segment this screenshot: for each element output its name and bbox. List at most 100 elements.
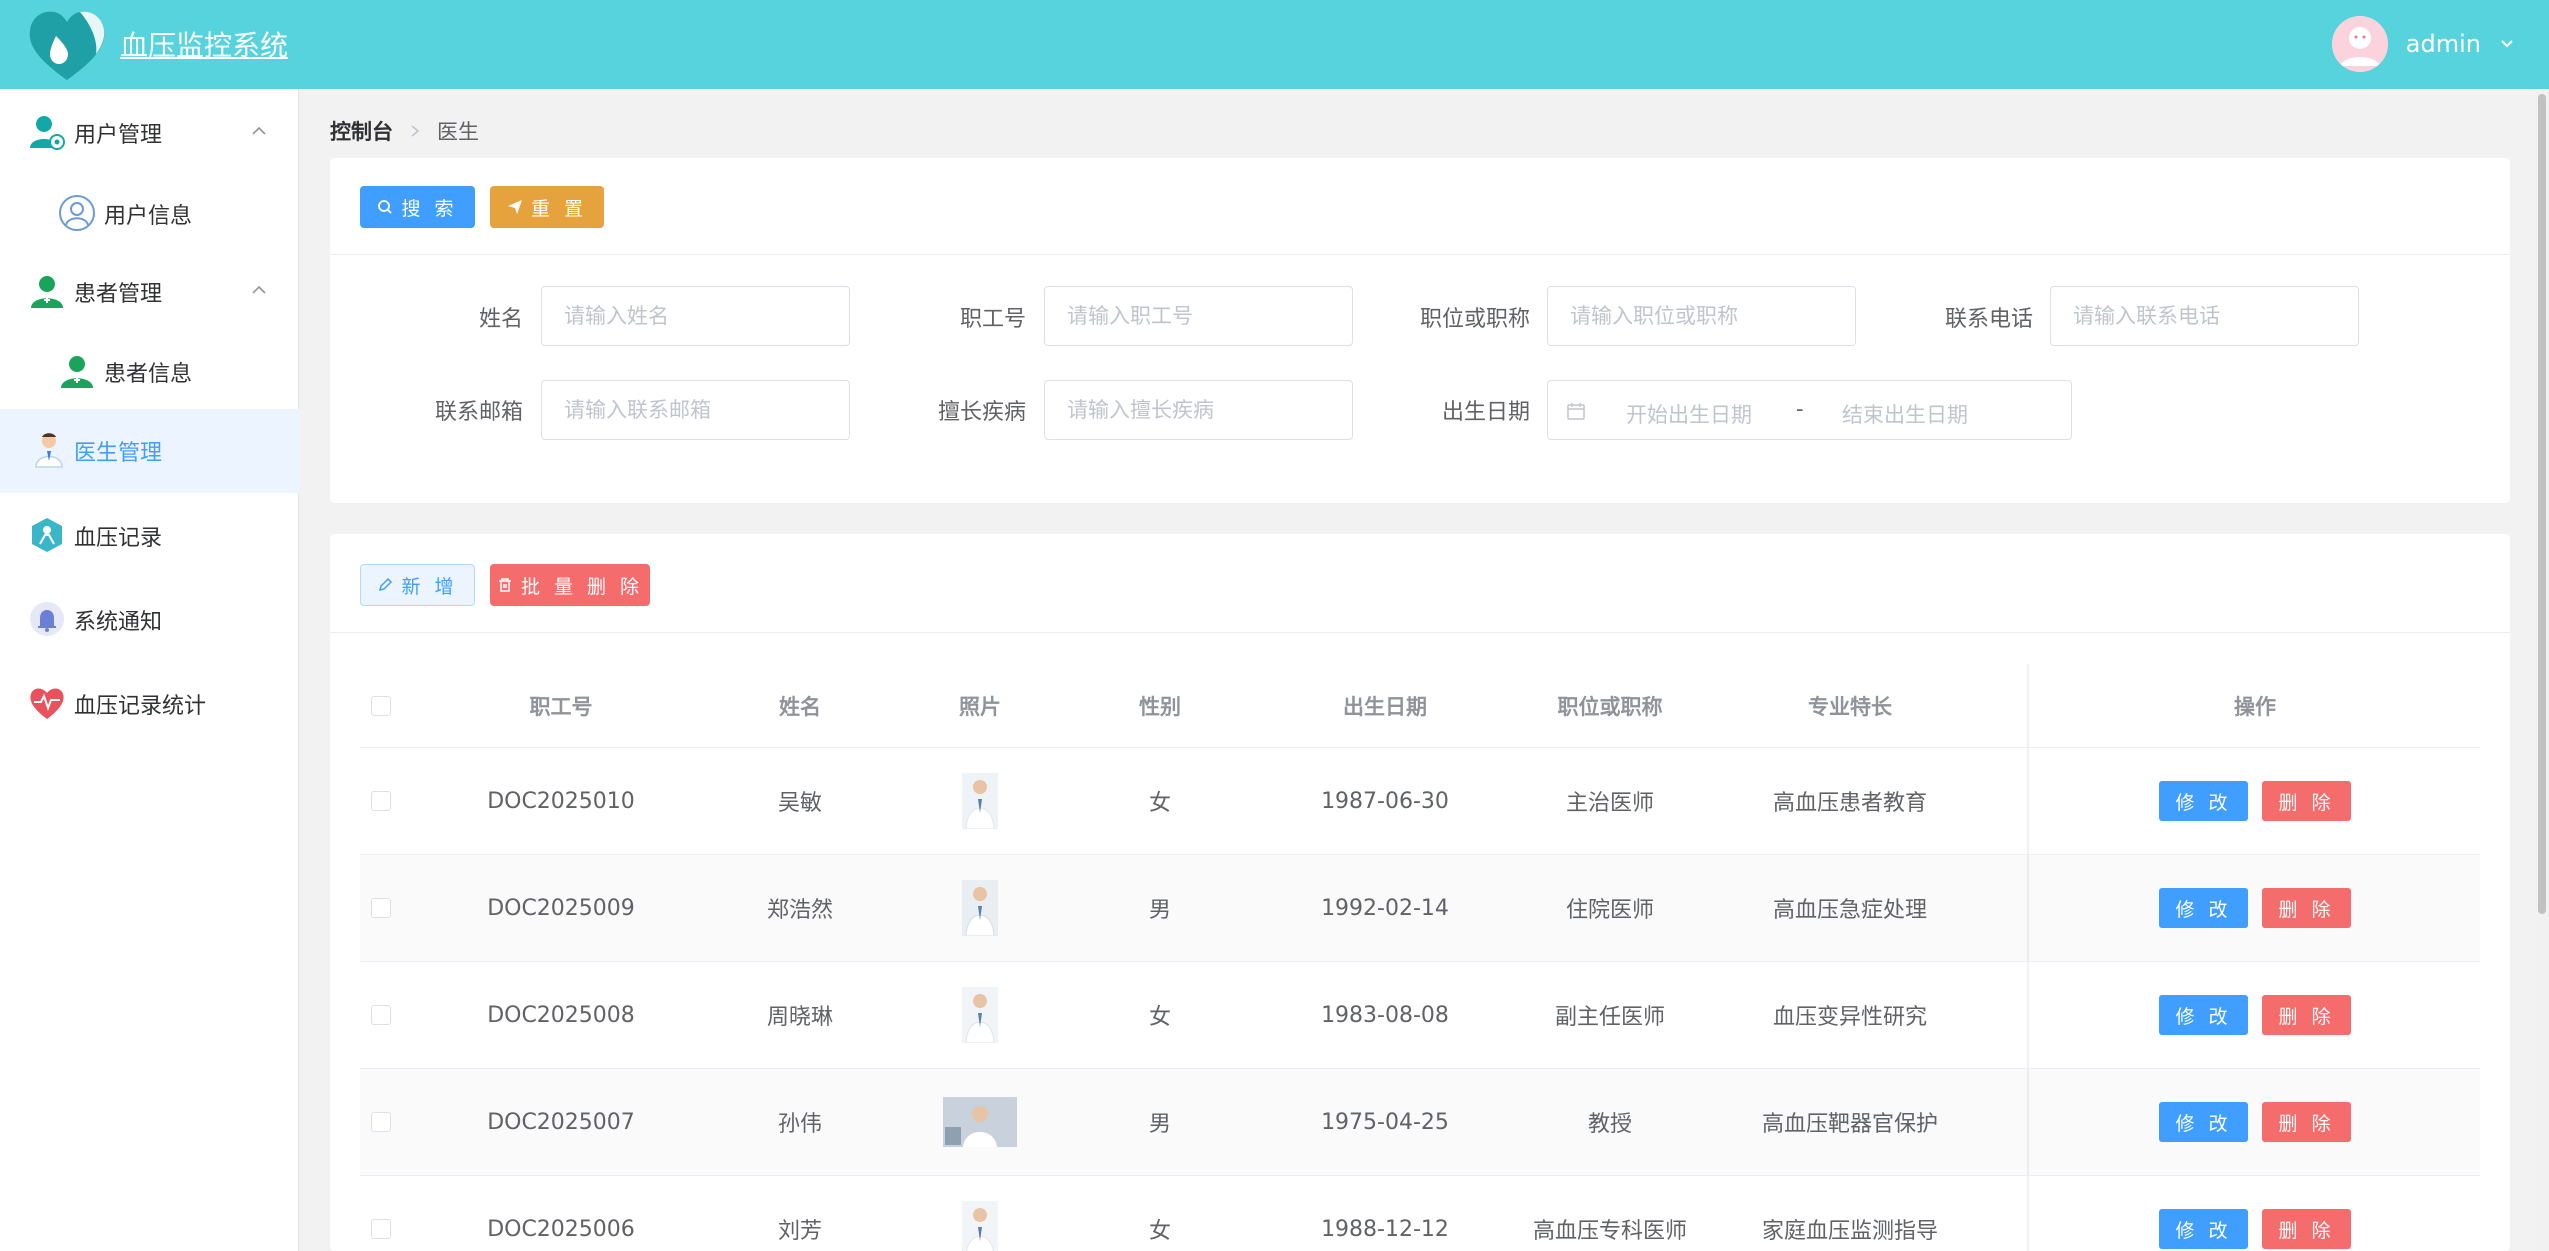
heart-drop-logo-icon bbox=[29, 11, 105, 80]
doctor-photo[interactable] bbox=[962, 987, 998, 1043]
reset-button-label: 重 置 bbox=[530, 197, 588, 220]
doctor-photo[interactable] bbox=[962, 773, 998, 829]
bp-record-icon bbox=[32, 518, 62, 552]
row-checkbox[interactable] bbox=[371, 1219, 391, 1239]
scrollbar-thumb[interactable] bbox=[2538, 94, 2546, 914]
add-button[interactable]: 新 增 bbox=[360, 564, 475, 606]
edit-icon bbox=[379, 577, 393, 592]
patient-manage-icon bbox=[31, 276, 63, 308]
actions-cell: 修 改删 除 bbox=[2030, 748, 2480, 854]
sidebar-item-doctor-manage[interactable]: 医生管理 bbox=[0, 409, 299, 493]
staff-id-cell: DOC2025009 bbox=[487, 895, 635, 921]
birth-date-label: 出生日期 bbox=[1441, 400, 1530, 425]
chevron-up-icon bbox=[252, 126, 266, 135]
edit-button[interactable]: 修 改 bbox=[2159, 781, 2248, 821]
column-header[interactable]: 出生日期 bbox=[1240, 664, 1530, 747]
delete-button[interactable]: 删 除 bbox=[2262, 1102, 2351, 1142]
sidebar-item-label: 用户管理 bbox=[74, 123, 163, 148]
edit-button[interactable]: 修 改 bbox=[2159, 888, 2248, 928]
table-header: 职工号 姓名 照片 性别 出生日期 职位或职称 专业特长 操作 bbox=[360, 664, 2480, 748]
sidebar-item-patient-manage[interactable]: 患者管理 bbox=[0, 250, 299, 334]
gender-cell: 男 bbox=[1148, 1112, 1171, 1137]
divider bbox=[330, 632, 2510, 633]
delete-button[interactable]: 删 除 bbox=[2262, 995, 2351, 1035]
divider bbox=[330, 254, 2510, 255]
staff-id-input[interactable] bbox=[1044, 286, 1353, 346]
actions-cell: 修 改删 除 bbox=[2030, 855, 2480, 961]
doctor-photo[interactable] bbox=[962, 880, 998, 936]
name-input[interactable] bbox=[541, 286, 850, 346]
delete-button[interactable]: 删 除 bbox=[2262, 1209, 2351, 1249]
user-menu[interactable]: admin bbox=[2331, 16, 2515, 72]
specialty-cell: 高血压急症处理 bbox=[1772, 898, 1927, 923]
column-header[interactable]: 职位或职称 bbox=[1530, 664, 1690, 747]
doctor-icon bbox=[35, 433, 63, 468]
chevron-right-icon bbox=[411, 125, 420, 137]
sidebar-item-patient-info[interactable]: 患者信息 bbox=[0, 330, 299, 414]
column-header[interactable]: 专业特长 bbox=[1690, 664, 2010, 747]
username[interactable]: admin bbox=[2406, 30, 2481, 58]
delete-button[interactable]: 删 除 bbox=[2262, 888, 2351, 928]
breadcrumb-root[interactable]: 控制台 bbox=[330, 116, 393, 146]
sidebar-item-notification[interactable]: 系统通知 bbox=[0, 578, 299, 662]
sidebar-item-label: 患者管理 bbox=[74, 282, 163, 307]
specialty-cell: 血压变异性研究 bbox=[1772, 1005, 1927, 1030]
phone-input[interactable] bbox=[2050, 286, 2359, 346]
position-label: 职位或职称 bbox=[1419, 307, 1530, 332]
sidebar-item-user-manage[interactable]: 用户管理 bbox=[0, 91, 299, 175]
row-select-cell bbox=[360, 1069, 402, 1175]
row-checkbox[interactable] bbox=[371, 1005, 391, 1025]
actions-cell: 修 改删 除 bbox=[2030, 962, 2480, 1068]
edit-button[interactable]: 修 改 bbox=[2159, 995, 2248, 1035]
doctor-photo[interactable] bbox=[962, 1201, 998, 1251]
edit-button[interactable]: 修 改 bbox=[2159, 1102, 2248, 1142]
sidebar-item-label: 患者信息 bbox=[104, 362, 193, 387]
name-cell: 孙伟 bbox=[777, 1112, 822, 1137]
row-select-cell bbox=[360, 855, 402, 961]
page-scrollbar[interactable] bbox=[2535, 89, 2549, 1251]
gender-cell: 女 bbox=[1148, 1005, 1171, 1030]
table-row: DOC2025007 孙伟 男 1975-04-25 教授 高血压靶器官保护 修 改删 除 bbox=[360, 1069, 2480, 1176]
calendar-icon bbox=[1567, 403, 1585, 420]
select-all-checkbox[interactable] bbox=[371, 695, 391, 716]
actions-cell: 修 改删 除 bbox=[2030, 1069, 2480, 1175]
sidebar-item-label: 医生管理 bbox=[74, 441, 163, 466]
specialty-cell: 家庭血压监测指导 bbox=[1761, 1219, 1938, 1244]
row-checkbox[interactable] bbox=[371, 791, 391, 811]
batch-delete-button[interactable]: 批 量 删 除 bbox=[490, 564, 650, 606]
row-checkbox[interactable] bbox=[371, 898, 391, 918]
end-date-input[interactable]: 结束出生日期 bbox=[1842, 399, 1968, 429]
column-header[interactable]: 职工号 bbox=[402, 664, 720, 747]
name-cell: 周晓琳 bbox=[766, 1005, 833, 1030]
column-header[interactable]: 照片 bbox=[880, 664, 1080, 747]
sidebar-item-bp-stats[interactable]: 血压记录统计 bbox=[0, 662, 299, 746]
batch-delete-button-label: 批 量 删 除 bbox=[520, 575, 644, 598]
start-date-input[interactable]: 开始出生日期 bbox=[1626, 399, 1752, 429]
position-input[interactable] bbox=[1547, 286, 1856, 346]
avatar-face-icon bbox=[2331, 16, 2388, 72]
specialty-cell: 高血压靶器官保护 bbox=[1761, 1112, 1938, 1137]
column-header[interactable]: 性别 bbox=[1080, 664, 1240, 747]
reset-button[interactable]: 重 置 bbox=[490, 186, 604, 228]
email-input[interactable] bbox=[541, 380, 850, 440]
app-title[interactable]: 血压监控系统 bbox=[120, 24, 288, 64]
specialty-input[interactable] bbox=[1044, 380, 1353, 440]
photo-cell bbox=[880, 748, 1080, 854]
delete-button[interactable]: 删 除 bbox=[2262, 781, 2351, 821]
position-cell: 副主任医师 bbox=[1554, 1005, 1665, 1030]
breadcrumb-current: 医生 bbox=[437, 120, 479, 144]
sidebar: 用户管理 用户信息 患者管理 患者信息 医生管理 血压记录 系统通知 血压记录统… bbox=[0, 89, 299, 1251]
column-header[interactable]: 姓名 bbox=[720, 664, 880, 747]
name-cell: 吴敏 bbox=[777, 791, 822, 816]
chevron-down-icon[interactable] bbox=[2499, 36, 2515, 52]
birth-date-range-picker[interactable]: 开始出生日期 - 结束出生日期 bbox=[1547, 380, 2072, 440]
doctor-photo[interactable] bbox=[943, 1097, 1017, 1147]
sidebar-item-bp-record[interactable]: 血压记录 bbox=[0, 494, 299, 578]
edit-button[interactable]: 修 改 bbox=[2159, 1209, 2248, 1249]
row-checkbox[interactable] bbox=[371, 1112, 391, 1132]
avatar[interactable] bbox=[2331, 16, 2388, 72]
staff-id-cell: DOC2025007 bbox=[487, 1109, 635, 1135]
search-button[interactable]: 搜 索 bbox=[360, 186, 475, 228]
search-panel: 搜 索 重 置 姓名 职工号 职位或职称 联系电话 联系邮箱 擅长疾病 出生日期… bbox=[330, 158, 2510, 503]
sidebar-item-user-info[interactable]: 用户信息 bbox=[0, 172, 299, 256]
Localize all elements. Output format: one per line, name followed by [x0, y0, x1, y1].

::::::::

> **Problem description**:
Write out every row above verbatim, from first to last, and omit the pictures.

> **Task output**:
segment this screenshot: for each element output its name and bbox. List at most 100 elements.
heart-drop-logo-icon bbox=[29, 11, 105, 80]
doctor-photo[interactable] bbox=[962, 987, 998, 1043]
reset-button-label: 重 置 bbox=[530, 197, 588, 220]
doctor-photo[interactable] bbox=[962, 773, 998, 829]
bp-record-icon bbox=[32, 518, 62, 552]
row-checkbox[interactable] bbox=[371, 1219, 391, 1239]
scrollbar-thumb[interactable] bbox=[2538, 94, 2546, 914]
add-button[interactable]: 新 增 bbox=[360, 564, 475, 606]
edit-icon bbox=[379, 577, 393, 592]
patient-manage-icon bbox=[31, 276, 63, 308]
actions-cell: 修 改删 除 bbox=[2030, 748, 2480, 854]
sidebar-item-doctor-manage[interactable]: 医生管理 bbox=[0, 409, 299, 493]
staff-id-cell: DOC2025009 bbox=[487, 895, 635, 921]
birth-date-label: 出生日期 bbox=[1441, 400, 1530, 425]
chevron-up-icon bbox=[252, 126, 266, 135]
edit-button[interactable]: 修 改 bbox=[2159, 781, 2248, 821]
column-header[interactable]: 出生日期 bbox=[1240, 664, 1530, 747]
delete-button[interactable]: 删 除 bbox=[2262, 1102, 2351, 1142]
sidebar-item-label: 用户管理 bbox=[74, 123, 163, 148]
edit-button[interactable]: 修 改 bbox=[2159, 888, 2248, 928]
table-header: 职工号 姓名 照片 性别 出生日期 职位或职称 专业特长 操作 bbox=[360, 664, 2480, 748]
sidebar-item-patient-manage[interactable]: 患者管理 bbox=[0, 250, 299, 334]
gender-cell: 男 bbox=[1148, 1112, 1171, 1137]
divider bbox=[330, 632, 2510, 633]
delete-button[interactable]: 删 除 bbox=[2262, 995, 2351, 1035]
divider bbox=[330, 254, 2510, 255]
staff-id-input[interactable] bbox=[1044, 286, 1353, 346]
actions-cell: 修 改删 除 bbox=[2030, 855, 2480, 961]
doctor-photo[interactable] bbox=[962, 880, 998, 936]
name-input[interactable] bbox=[541, 286, 850, 346]
delete-button[interactable]: 删 除 bbox=[2262, 1209, 2351, 1249]
user-menu[interactable]: admin bbox=[2331, 16, 2515, 72]
specialty-cell: 高血压急症处理 bbox=[1772, 898, 1927, 923]
column-header[interactable]: 职位或职称 bbox=[1530, 664, 1690, 747]
doctor-icon bbox=[35, 433, 63, 468]
chevron-right-icon bbox=[411, 125, 420, 137]
sidebar-item-patient-info[interactable]: 患者信息 bbox=[0, 330, 299, 414]
column-header[interactable]: 专业特长 bbox=[1690, 664, 2010, 747]
username[interactable]: admin bbox=[2406, 30, 2481, 58]
delete-button[interactable]: 删 除 bbox=[2262, 888, 2351, 928]
breadcrumb-root[interactable]: 控制台 bbox=[330, 116, 393, 146]
sidebar-item-notification[interactable]: 系统通知 bbox=[0, 578, 299, 662]
sidebar-item-label: 患者管理 bbox=[74, 282, 163, 307]
specialty-cell: 血压变异性研究 bbox=[1772, 1005, 1927, 1030]
phone-input[interactable] bbox=[2050, 286, 2359, 346]
position-label: 职位或职称 bbox=[1419, 307, 1530, 332]
sidebar-item-user-manage[interactable]: 用户管理 bbox=[0, 91, 299, 175]
row-select-cell bbox=[360, 1069, 402, 1175]
row-checkbox[interactable] bbox=[371, 1005, 391, 1025]
actions-cell: 修 改删 除 bbox=[2030, 962, 2480, 1068]
edit-button[interactable]: 修 改 bbox=[2159, 995, 2248, 1035]
doctor-photo[interactable] bbox=[962, 1201, 998, 1251]
edit-button[interactable]: 修 改 bbox=[2159, 1102, 2248, 1142]
sidebar-item-label: 患者信息 bbox=[104, 362, 193, 387]
name-cell: 孙伟 bbox=[777, 1112, 822, 1137]
row-select-cell bbox=[360, 855, 402, 961]
page-scrollbar[interactable] bbox=[2535, 89, 2549, 1251]
gender-cell: 女 bbox=[1148, 1005, 1171, 1030]
table-row: DOC2025007 孙伟 男 1975-04-25 教授 高血压靶器官保护 修 改删 除 bbox=[360, 1069, 2480, 1176]
calendar-icon bbox=[1567, 403, 1585, 420]
select-all-checkbox[interactable] bbox=[371, 695, 391, 716]
actions-cell: 修 改删 除 bbox=[2030, 1069, 2480, 1175]
sidebar-item-label: 医生管理 bbox=[74, 441, 163, 466]
specialty-cell: 家庭血压监测指导 bbox=[1761, 1219, 1938, 1244]
row-checkbox[interactable] bbox=[371, 791, 391, 811]
batch-delete-button[interactable]: 批 量 删 除 bbox=[490, 564, 650, 606]
row-checkbox[interactable] bbox=[371, 898, 391, 918]
end-date-input[interactable]: 结束出生日期 bbox=[1842, 399, 1968, 429]
column-header[interactable]: 职工号 bbox=[402, 664, 720, 747]
name-cell: 周晓琳 bbox=[766, 1005, 833, 1030]
column-header[interactable]: 照片 bbox=[880, 664, 1080, 747]
sidebar-item-bp-stats[interactable]: 血压记录统计 bbox=[0, 662, 299, 746]
batch-delete-button-label: 批 量 删 除 bbox=[520, 575, 644, 598]
start-date-input[interactable]: 开始出生日期 bbox=[1626, 399, 1752, 429]
position-input[interactable] bbox=[1547, 286, 1856, 346]
avatar-face-icon bbox=[2331, 16, 2388, 72]
specialty-cell: 高血压靶器官保护 bbox=[1761, 1112, 1938, 1137]
column-header[interactable]: 性别 bbox=[1080, 664, 1240, 747]
reset-button[interactable]: 重 置 bbox=[490, 186, 604, 228]
email-input[interactable] bbox=[541, 380, 850, 440]
app-title[interactable]: 血压监控系统 bbox=[120, 24, 288, 64]
specialty-input[interactable] bbox=[1044, 380, 1353, 440]
photo-cell bbox=[880, 748, 1080, 854]
delete-button[interactable]: 删 除 bbox=[2262, 781, 2351, 821]
position-cell: 副主任医师 bbox=[1554, 1005, 1665, 1030]
breadcrumb-current: 医生 bbox=[437, 120, 479, 144]
sidebar: 用户管理 用户信息 患者管理 患者信息 医生管理 血压记录 系统通知 血压记录统… bbox=[0, 89, 299, 1251]
column-header[interactable]: 姓名 bbox=[720, 664, 880, 747]
name-cell: 吴敏 bbox=[777, 791, 822, 816]
chevron-down-icon[interactable] bbox=[2499, 36, 2515, 52]
birth-date-range-picker[interactable]: 开始出生日期 - 结束出生日期 bbox=[1547, 380, 2072, 440]
doctor-photo[interactable] bbox=[943, 1097, 1017, 1147]
sidebar-item-bp-record[interactable]: 血压记录 bbox=[0, 494, 299, 578]
edit-button[interactable]: 修 改 bbox=[2159, 1209, 2248, 1249]
row-checkbox[interactable] bbox=[371, 1112, 391, 1132]
avatar[interactable] bbox=[2331, 16, 2388, 72]
staff-id-cell: DOC2025007 bbox=[487, 1109, 635, 1135]
search-button[interactable]: 搜 索 bbox=[360, 186, 475, 228]
search-panel: 搜 索 重 置 姓名 职工号 职位或职称 联系电话 联系邮箱 擅长疾病 出生日期… bbox=[330, 158, 2510, 503]
sidebar-item-user-info[interactable]: 用户信息 bbox=[0, 172, 299, 256]
Localize all elements. Output format: one per line, name followed by [x0, y0, x1, y1].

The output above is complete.